__The request__
A faithful transcription of all the data is required.

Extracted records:
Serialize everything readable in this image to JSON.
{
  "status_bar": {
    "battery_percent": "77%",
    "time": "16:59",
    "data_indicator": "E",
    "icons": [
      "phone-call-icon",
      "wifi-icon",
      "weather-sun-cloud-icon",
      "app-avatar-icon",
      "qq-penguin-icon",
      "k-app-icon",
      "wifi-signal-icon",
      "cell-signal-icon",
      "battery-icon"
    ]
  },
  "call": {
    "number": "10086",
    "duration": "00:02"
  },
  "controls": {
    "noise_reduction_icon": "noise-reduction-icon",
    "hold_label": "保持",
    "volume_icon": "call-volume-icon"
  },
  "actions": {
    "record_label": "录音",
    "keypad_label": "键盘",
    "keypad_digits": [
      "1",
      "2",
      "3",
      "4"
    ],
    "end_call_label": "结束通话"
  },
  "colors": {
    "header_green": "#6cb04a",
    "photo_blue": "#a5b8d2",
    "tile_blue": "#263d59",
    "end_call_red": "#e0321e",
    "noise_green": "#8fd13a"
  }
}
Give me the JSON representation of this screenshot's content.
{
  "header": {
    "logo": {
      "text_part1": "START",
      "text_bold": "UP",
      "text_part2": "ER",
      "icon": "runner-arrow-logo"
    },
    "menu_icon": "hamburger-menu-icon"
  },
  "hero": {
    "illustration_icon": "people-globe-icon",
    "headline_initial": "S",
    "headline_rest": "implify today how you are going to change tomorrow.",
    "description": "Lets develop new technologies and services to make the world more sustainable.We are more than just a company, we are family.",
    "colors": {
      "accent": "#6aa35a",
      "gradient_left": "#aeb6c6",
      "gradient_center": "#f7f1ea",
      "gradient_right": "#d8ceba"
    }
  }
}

__Task response__
Serialize everything readable in this image to JSON.
{
  "status_bar": {
    "battery_percent": "77%",
    "time": "16:59",
    "data_indicator": "E",
    "icons": [
      "phone-call-icon",
      "wifi-icon",
      "weather-sun-cloud-icon",
      "app-avatar-icon",
      "qq-penguin-icon",
      "k-app-icon",
      "wifi-signal-icon",
      "cell-signal-icon",
      "battery-icon"
    ]
  },
  "call": {
    "number": "10086",
    "duration": "00:02"
  },
  "controls": {
    "noise_reduction_icon": "noise-reduction-icon",
    "hold_label": "保持",
    "volume_icon": "call-volume-icon"
  },
  "actions": {
    "record_label": "录音",
    "keypad_label": "键盘",
    "keypad_digits": [
      "1",
      "2",
      "3",
      "4"
    ],
    "end_call_label": "结束通话"
  },
  "colors": {
    "header_green": "#6cb04a",
    "photo_blue": "#a5b8d2",
    "tile_blue": "#263d59",
    "end_call_red": "#e0321e",
    "noise_green": "#8fd13a"
  }
}
Give me the JSON representation of this screenshot's content.
{
  "header": {
    "logo": {
      "text_part1": "START",
      "text_bold": "UP",
      "text_part2": "ER",
      "icon": "runner-arrow-logo"
    },
    "menu_icon": "hamburger-menu-icon"
  },
  "hero": {
    "illustration_icon": "people-globe-icon",
    "headline_initial": "S",
    "headline_rest": "implify today how you are going to change tomorrow.",
    "description": "Lets develop new technologies and services to make the world more sustainable.We are more than just a company, we are family.",
    "colors": {
      "accent": "#6aa35a",
      "gradient_left": "#aeb6c6",
      "gradient_center": "#f7f1ea",
      "gradient_right": "#d8ceba"
    }
  }
}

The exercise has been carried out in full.